> _PROBLEM DESCRIPTION_
Where a line contains the string "Output", copy that line.

--

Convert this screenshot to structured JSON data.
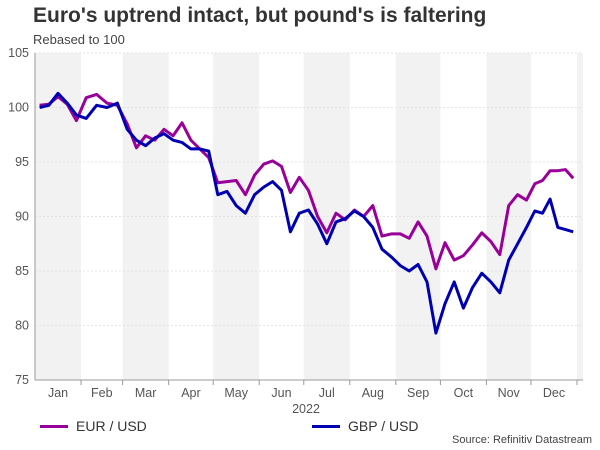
{
  "chart_data": {
    "type": "line",
    "title": "Euro's uptrend intact, but pound's is faltering",
    "subtitle": "Rebased to 100",
    "xlabel": "2022",
    "ylabel": "",
    "ylim": [
      75,
      105
    ],
    "yticks": [
      "75",
      "80",
      "85",
      "90",
      "95",
      "100",
      "105"
    ],
    "months": [
      "Jan",
      "Feb",
      "Mar",
      "Apr",
      "May",
      "Jun",
      "Jul",
      "Aug",
      "Sep",
      "Oct",
      "Nov",
      "Dec"
    ],
    "month_days": [
      31,
      28,
      31,
      30,
      31,
      30,
      31,
      31,
      30,
      31,
      30,
      31
    ],
    "grid": true,
    "legend_position": "bottom",
    "source": "Source: Refinitiv Datastream",
    "series": [
      {
        "name": "EUR / USD",
        "color": "#990099",
        "monthly_values": [
          [
            100.2,
            100.3,
            101.0,
            100.3,
            98.8
          ],
          [
            100.9,
            101.2,
            100.4,
            100.2
          ],
          [
            98.5,
            96.3,
            97.4,
            97.0,
            98.0
          ],
          [
            97.4,
            98.6,
            97.0,
            96.2,
            95.4
          ],
          [
            93.1,
            93.2,
            93.3,
            92.0,
            93.8
          ],
          [
            94.8,
            95.1,
            94.6,
            92.2,
            93.6
          ],
          [
            92.4,
            90.0,
            88.5,
            90.3,
            89.7
          ],
          [
            90.6,
            90.0,
            91.0,
            88.2,
            88.4
          ],
          [
            88.4,
            88.0,
            89.5,
            88.2,
            85.2
          ],
          [
            87.6,
            86.0,
            86.4,
            87.4,
            88.5
          ],
          [
            87.7,
            86.5,
            91.0,
            92.0,
            91.5
          ],
          [
            93.0,
            93.3,
            94.2,
            94.2,
            94.3,
            93.5
          ]
        ]
      },
      {
        "name": "GBP / USD",
        "color": "#0000b3",
        "monthly_values": [
          [
            100.0,
            100.2,
            101.3,
            100.4,
            99.3
          ],
          [
            99.0,
            100.2,
            100.0,
            100.4
          ],
          [
            98.0,
            97.0,
            96.5,
            97.2,
            97.6
          ],
          [
            97.0,
            96.8,
            96.2,
            96.2,
            96.0
          ],
          [
            92.0,
            92.3,
            91.0,
            90.3,
            92.0
          ],
          [
            92.7,
            93.2,
            92.4,
            88.6,
            90.3
          ],
          [
            90.6,
            89.3,
            87.5,
            89.5,
            89.8
          ],
          [
            90.5,
            90.0,
            89.0,
            87.0,
            86.3
          ],
          [
            85.5,
            85.0,
            85.6,
            84.0,
            79.3
          ],
          [
            82.0,
            84.0,
            81.6,
            83.5,
            84.8
          ],
          [
            84.0,
            83.0,
            86.0,
            87.5,
            89.0
          ],
          [
            90.5,
            90.3,
            91.6,
            89.0,
            88.8,
            88.6
          ]
        ]
      }
    ]
  }
}
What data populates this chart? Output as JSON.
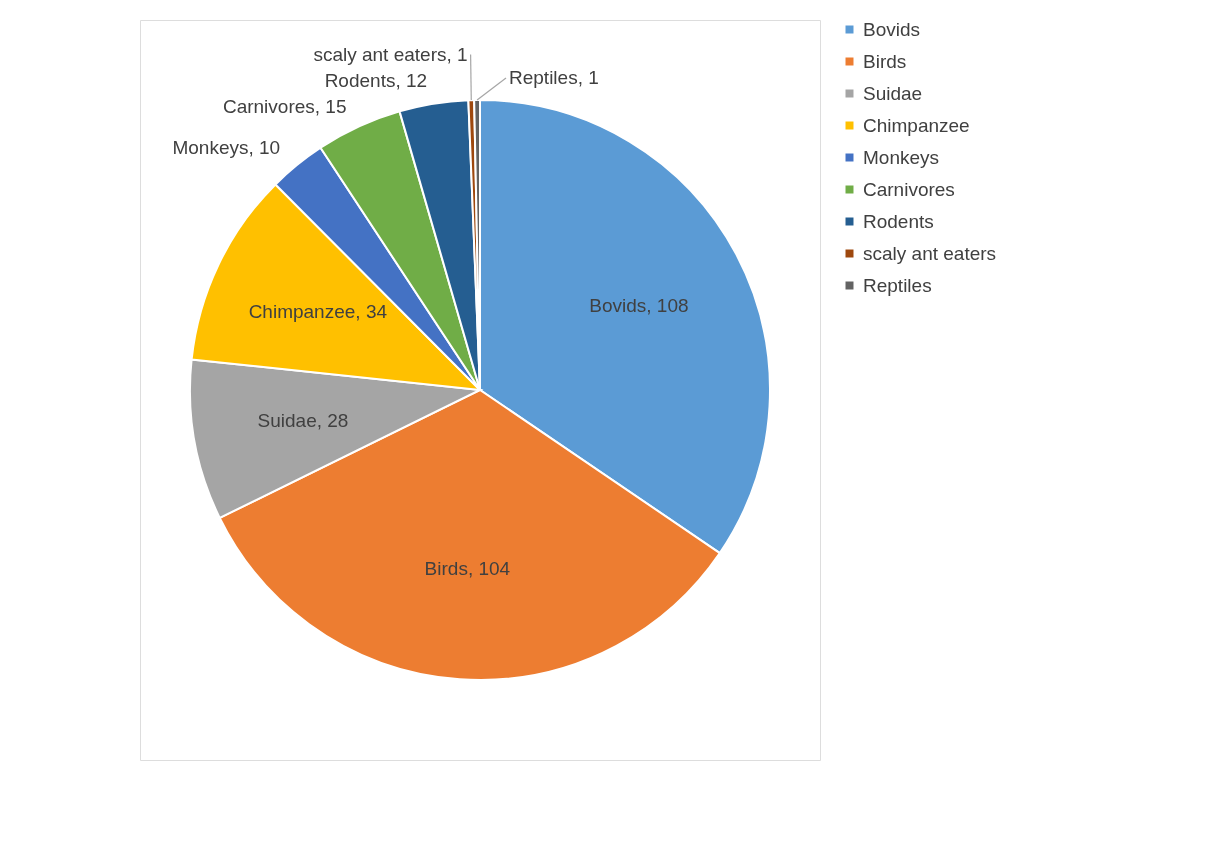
{
  "chart_data": {
    "type": "pie",
    "categories": [
      "Bovids",
      "Birds",
      "Suidae",
      "Chimpanzee",
      "Monkeys",
      "Carnivores",
      "Rodents",
      "scaly ant eaters",
      "Reptiles"
    ],
    "values": [
      108,
      104,
      28,
      34,
      10,
      15,
      12,
      1,
      1
    ],
    "colors": [
      "#5b9bd5",
      "#ed7d31",
      "#a5a5a5",
      "#ffc000",
      "#4472c4",
      "#70ad47",
      "#255e91",
      "#9e480e",
      "#636363"
    ],
    "value_labels": [
      "Bovids, 108",
      "Birds, 104",
      "Suidae, 28",
      "Chimpanzee, 34",
      "Monkeys, 10",
      "Carnivores, 15",
      "Rodents, 12",
      "scaly ant eaters, 1",
      "Reptiles, 1"
    ],
    "legend": "right"
  }
}
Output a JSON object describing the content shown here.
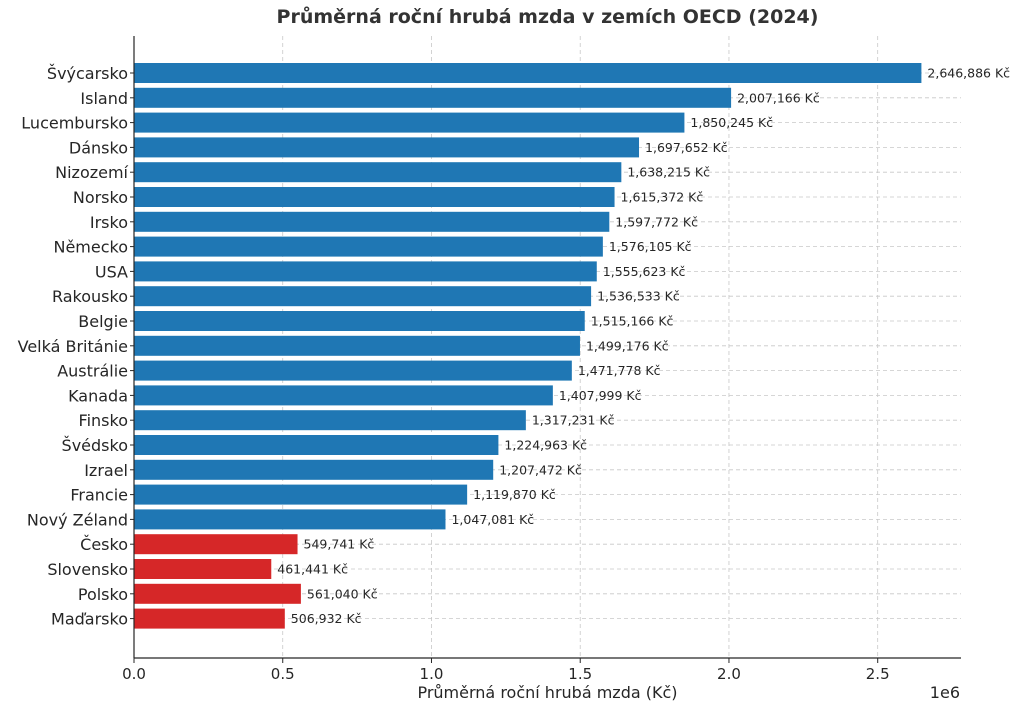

--

> _SOLVED PROBLEM_
What data populates this chart? Output as JSON.
Output a JSON object describing the content shown here.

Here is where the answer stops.